## ACTION ITEM
Count the lines in the entries that contain the string "dazu". State nothing but the number.

=== MATERIAL PROVIDED ===

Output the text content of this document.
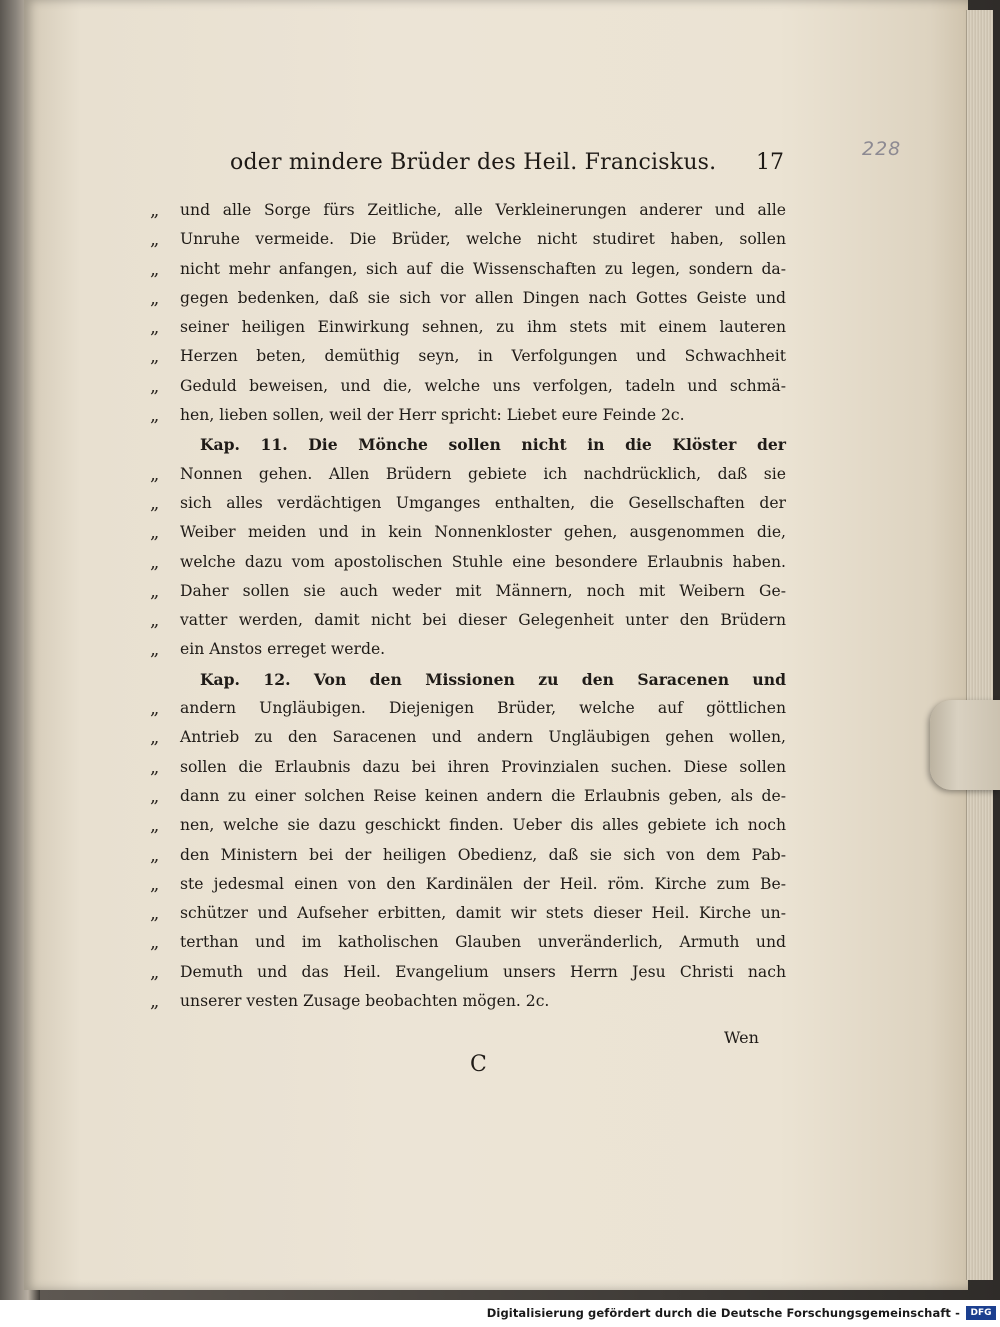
228
oder mindere Brüder des Heil. Franciskus. 17
„	und alle Sorge fürs Zeitliche, alle Verkleinerungen anderer und alle
„	Unruhe vermeide. Die Brüder, welche nicht studiret haben, sollen
„	nicht mehr anfangen, sich auf die Wissenschaften zu legen, sondern da-
„	gegen bedenken, daß sie sich vor allen Dingen nach Gottes Geiste und
„	seiner heiligen Einwirkung sehnen, zu ihm stets mit einem lauteren
„	Herzen beten, demüthig seyn, in Verfolgungen und Schwachheit
„	Geduld beweisen, und die, welche uns verfolgen, tadeln und schmä-
„	hen, lieben sollen, weil der Herr spricht: Liebet eure Feinde 2c.
Kap. 11. Die Mönche sollen nicht in die Klöster der
„	Nonnen gehen. Allen Brüdern gebiete ich nachdrücklich, daß sie
„	sich alles verdächtigen Umganges enthalten, die Gesellschaften der
„	Weiber meiden und in kein Nonnenkloster gehen, ausgenommen die,
„	welche dazu vom apostolischen Stuhle eine besondere Erlaubnis haben.
„	Daher sollen sie auch weder mit Männern, noch mit Weibern Ge-
„	vatter werden, damit nicht bei dieser Gelegenheit unter den Brüdern
„	ein Anstos erreget werde.
Kap. 12. Von den Missionen zu den Saracenen und
„	andern Ungläubigen. Diejenigen Brüder, welche auf göttlichen
„	Antrieb zu den Saracenen und andern Ungläubigen gehen wollen,
„	sollen die Erlaubnis dazu bei ihren Provinzialen suchen. Diese sollen
„	dann zu einer solchen Reise keinen andern die Erlaubnis geben, als de-
„	nen, welche sie dazu geschickt finden. Ueber dis alles gebiete ich noch
„	den Ministern bei der heiligen Obedienz, daß sie sich von dem Pab-
„	ste jedesmal einen von den Kardinälen der Heil. röm. Kirche zum Be-
„	schützer und Aufseher erbitten, damit wir stets dieser Heil. Kirche un-
„	terthan und im katholischen Glauben unveränderlich, Armuth und
„	Demuth und das Heil. Evangelium unsers Herrn Jesu Christi nach
„	unserer vesten Zusage beobachten mögen. 2c.
Wen
C
Digitalisierung gefördert durch die Deutsche Forschungsgemeinschaft -	DFG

===

## WRITTEN REPLY
3